**READING TEXT**:
--- START ---

At Maze, Roger Bretos renamed the Design team to Experience Design. The change wasn’t cosmetic. It was a way to make the responsibility explicit: the team wasn’t there to design interfaces, but to shape how people experience the product end to end. That included product design, user research, content design, and the connective tissue between them. It also created a more natural bridge to brand and other disciplines that influence experience beyond the product UI.

This shift matters because names set expectations. Calling the function “Experience Design” makes it harder to reduce the work to visuals or execution. It signals that the team owns the quality of the experience, not just how it looks. It also gives the organization a clearer place to anchor cross-disciplinary work that doesn’t fit neatly into Product, Marketing, or Engineering.

In my experience, this kind of clarity is often a prerequisite for experience platform work to exist at all. If the function is framed too narrowly, the platform will be treated as a design system or a set of components. When the function is framed around experience, the platform can grow into something broader: a shared language, a set of standards, and a way of working that connects teams instead of fragmenting them.

Roger’s write-up goes deeper into how this shift played out in practice, from team composition to operating model. It’s a useful reference for anyone trying to give experience work the space and legitimacy it needs to scale.

Why Experience Design is the right organization to support this platform

Section titled “Why Experience Design is the right organization to support this platform”

An experience platform only works if the organization can sustain it. You can build the best system in the world, but if ownership is fragmented, it breaks into local versions and workarounds.

What holds it together is not hierarchy but shared purpose. Companies need a place where all disciplines meet as equals, and a function that cares about coherence as much as delivery. In most companies I’ve worked with, that place didn’t exist until Design created it. In the few where Engineering tried to hold that role, the focus naturally shifted toward technical outcomes. Experience never was the primary goal.

Text-based graphic listing 'audience over makers over shapers over theoretical purity,' illustrating how experience decisions should always prioritize end audience first.

My take on the Priority of Constituencies principle by the W3C, later adapted to design systems by Jason Grigsby and reflected by Luke Murphy. It’s a bit shorter, and more focused on broader platform work.

Engineering, Product, and Marketing have critical responsibilities. But Engineering has many other priorities to balance, which makes it harder for experience to stay central. And Marketing is optimized for campaigns, timelines, and specific audience goals, which quite often leads to resistance when asked to invest in shared foundations or long-term coherence. Holding a wide, sustained view of the experience is rarely possible there, even when teams try.

Experience Design is the only team whose main concern is the experience itself. That focus keeps the platform grounded in people, not process.

Experience Design is not a layer above others. It connects them. It’s responsible for how the company feels, not just how it looks. It translates between the languages of Brand, Product, Marketing, Content, and Engineering so intent survives implementation.

The next sections look at how this connection works in practice, through Design Engineering and through Content Design. These are two of the most powerful and often misunderstood dimensions of the platform, the parts that turn principles into real experiences.

Why Design Engineering finds a home inside Experience Design

Section titled “Why Design Engineering finds a home inside Experience Design”

Companies call these roles many things: UX Engineer, Design Technologist, Frontend Designer. Titles change, but the work stays consistent: bridging design and code, and turning intent into behavior.

--- END ---

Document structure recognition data

--- START ---

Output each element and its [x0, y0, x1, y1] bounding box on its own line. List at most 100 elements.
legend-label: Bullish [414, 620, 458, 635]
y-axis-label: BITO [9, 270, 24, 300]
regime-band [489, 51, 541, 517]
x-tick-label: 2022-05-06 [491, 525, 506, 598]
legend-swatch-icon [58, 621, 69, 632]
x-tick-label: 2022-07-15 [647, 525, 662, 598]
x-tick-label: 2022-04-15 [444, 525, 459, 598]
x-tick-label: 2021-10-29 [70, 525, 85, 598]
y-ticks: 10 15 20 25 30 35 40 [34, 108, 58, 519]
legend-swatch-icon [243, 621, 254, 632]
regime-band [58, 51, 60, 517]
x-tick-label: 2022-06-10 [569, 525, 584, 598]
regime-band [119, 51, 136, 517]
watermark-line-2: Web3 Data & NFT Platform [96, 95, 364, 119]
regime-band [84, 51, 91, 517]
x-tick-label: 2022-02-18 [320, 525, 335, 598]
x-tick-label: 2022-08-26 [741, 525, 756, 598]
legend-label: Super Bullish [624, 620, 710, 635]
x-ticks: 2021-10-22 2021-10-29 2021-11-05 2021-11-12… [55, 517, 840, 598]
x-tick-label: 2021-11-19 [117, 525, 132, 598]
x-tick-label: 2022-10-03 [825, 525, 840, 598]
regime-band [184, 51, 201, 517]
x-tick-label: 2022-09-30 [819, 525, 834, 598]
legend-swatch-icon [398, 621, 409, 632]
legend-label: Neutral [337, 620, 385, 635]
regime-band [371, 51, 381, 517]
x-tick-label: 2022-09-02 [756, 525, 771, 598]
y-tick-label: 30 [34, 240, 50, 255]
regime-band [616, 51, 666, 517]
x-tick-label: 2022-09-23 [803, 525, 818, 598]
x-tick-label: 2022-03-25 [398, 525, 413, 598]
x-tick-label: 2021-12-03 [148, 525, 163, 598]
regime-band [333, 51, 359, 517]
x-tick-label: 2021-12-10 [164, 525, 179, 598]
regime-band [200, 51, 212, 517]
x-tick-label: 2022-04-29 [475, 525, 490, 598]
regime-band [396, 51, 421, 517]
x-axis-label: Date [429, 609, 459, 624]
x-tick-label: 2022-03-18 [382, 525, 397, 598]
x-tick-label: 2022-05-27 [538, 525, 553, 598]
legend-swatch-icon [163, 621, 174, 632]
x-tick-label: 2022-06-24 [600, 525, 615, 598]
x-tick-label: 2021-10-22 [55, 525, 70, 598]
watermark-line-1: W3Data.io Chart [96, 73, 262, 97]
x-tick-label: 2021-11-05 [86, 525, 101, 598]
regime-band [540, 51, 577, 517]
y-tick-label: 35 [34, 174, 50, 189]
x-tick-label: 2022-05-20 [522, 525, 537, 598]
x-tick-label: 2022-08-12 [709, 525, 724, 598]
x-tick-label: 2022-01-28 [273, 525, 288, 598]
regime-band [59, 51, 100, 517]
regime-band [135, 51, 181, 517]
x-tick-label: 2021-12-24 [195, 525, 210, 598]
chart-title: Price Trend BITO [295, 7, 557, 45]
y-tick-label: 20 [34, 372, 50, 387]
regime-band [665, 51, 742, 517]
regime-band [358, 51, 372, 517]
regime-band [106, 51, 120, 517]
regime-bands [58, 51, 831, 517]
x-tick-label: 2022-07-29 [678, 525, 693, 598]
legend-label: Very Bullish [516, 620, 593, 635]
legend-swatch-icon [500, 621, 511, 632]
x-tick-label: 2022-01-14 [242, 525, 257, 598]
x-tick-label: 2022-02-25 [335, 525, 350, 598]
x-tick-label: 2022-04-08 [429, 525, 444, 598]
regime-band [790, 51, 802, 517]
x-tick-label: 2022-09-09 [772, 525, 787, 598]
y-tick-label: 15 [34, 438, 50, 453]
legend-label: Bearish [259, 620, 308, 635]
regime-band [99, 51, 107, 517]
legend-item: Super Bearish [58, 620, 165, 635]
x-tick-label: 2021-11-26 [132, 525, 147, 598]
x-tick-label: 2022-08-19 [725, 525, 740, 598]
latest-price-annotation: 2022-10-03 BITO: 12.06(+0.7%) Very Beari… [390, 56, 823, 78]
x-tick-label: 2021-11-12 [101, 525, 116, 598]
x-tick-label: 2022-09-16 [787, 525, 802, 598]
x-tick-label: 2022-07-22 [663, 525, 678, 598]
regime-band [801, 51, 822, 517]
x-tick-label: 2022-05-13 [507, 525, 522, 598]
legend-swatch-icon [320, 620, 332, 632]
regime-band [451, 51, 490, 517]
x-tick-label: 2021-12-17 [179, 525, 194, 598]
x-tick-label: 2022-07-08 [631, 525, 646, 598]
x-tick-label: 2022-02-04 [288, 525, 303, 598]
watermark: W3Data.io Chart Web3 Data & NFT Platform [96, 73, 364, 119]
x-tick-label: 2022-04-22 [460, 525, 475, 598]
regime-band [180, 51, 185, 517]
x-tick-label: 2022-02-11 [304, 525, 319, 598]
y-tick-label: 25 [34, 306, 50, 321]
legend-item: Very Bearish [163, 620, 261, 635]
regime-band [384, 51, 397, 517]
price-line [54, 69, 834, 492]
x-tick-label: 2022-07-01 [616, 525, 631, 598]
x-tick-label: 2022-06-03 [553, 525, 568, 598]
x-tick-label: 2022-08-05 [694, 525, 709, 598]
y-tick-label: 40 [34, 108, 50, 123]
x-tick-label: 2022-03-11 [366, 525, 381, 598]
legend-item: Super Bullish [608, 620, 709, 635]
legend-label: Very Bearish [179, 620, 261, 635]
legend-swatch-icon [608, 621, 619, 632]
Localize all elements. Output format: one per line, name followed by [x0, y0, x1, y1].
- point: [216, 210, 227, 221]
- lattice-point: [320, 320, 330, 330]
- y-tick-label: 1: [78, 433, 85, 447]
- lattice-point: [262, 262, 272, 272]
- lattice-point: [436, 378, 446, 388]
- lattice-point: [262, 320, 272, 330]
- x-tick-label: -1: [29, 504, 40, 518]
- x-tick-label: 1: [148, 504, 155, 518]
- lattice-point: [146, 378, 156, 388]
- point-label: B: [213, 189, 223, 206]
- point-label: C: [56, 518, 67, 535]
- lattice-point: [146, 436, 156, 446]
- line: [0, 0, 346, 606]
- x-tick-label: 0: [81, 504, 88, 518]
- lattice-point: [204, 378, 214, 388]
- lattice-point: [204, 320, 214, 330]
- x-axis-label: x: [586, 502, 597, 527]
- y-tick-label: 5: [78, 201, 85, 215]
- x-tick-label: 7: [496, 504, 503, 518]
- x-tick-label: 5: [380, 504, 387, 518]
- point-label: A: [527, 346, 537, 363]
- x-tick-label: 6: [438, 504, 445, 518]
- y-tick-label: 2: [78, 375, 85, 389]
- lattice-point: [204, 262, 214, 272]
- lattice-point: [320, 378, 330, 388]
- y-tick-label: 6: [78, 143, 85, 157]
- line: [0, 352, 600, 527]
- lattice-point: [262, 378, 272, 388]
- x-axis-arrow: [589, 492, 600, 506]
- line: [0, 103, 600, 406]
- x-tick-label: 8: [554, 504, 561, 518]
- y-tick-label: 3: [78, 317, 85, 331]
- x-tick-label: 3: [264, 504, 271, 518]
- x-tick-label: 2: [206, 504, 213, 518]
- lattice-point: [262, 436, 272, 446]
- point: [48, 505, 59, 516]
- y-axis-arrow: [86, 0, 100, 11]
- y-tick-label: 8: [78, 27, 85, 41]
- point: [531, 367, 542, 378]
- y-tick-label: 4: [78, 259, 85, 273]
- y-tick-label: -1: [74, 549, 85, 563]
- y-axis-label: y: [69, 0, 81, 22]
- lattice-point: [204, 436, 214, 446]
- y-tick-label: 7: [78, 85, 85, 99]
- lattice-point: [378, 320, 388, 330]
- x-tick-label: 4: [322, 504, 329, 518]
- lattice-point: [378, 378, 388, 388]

--- END ---

**WHAT YOU NEED TO DO**:
[1] In the text about Experience Design, what did Roger Bretos rename the Design team to at Maze?
[2] Reproduce word for word the part of the Experience Design text that begins with the words "Engineering, Product, and" and ends with the words "when teams try.".

**TASK ANSWERS**:
[1] Experience Design

[2]
Engineering, Product, and Marketing have critical responsibilities. But Engineering has many other priorities to balance, which makes it harder for experience to stay central. And Marketing is optimized for campaigns, timelines, and specific audience goals, which quite often leads to resistance when asked to invest in shared foundations or long-term coherence. Holding a wide, sustained view of the experience is rarely possible there, even when teams try.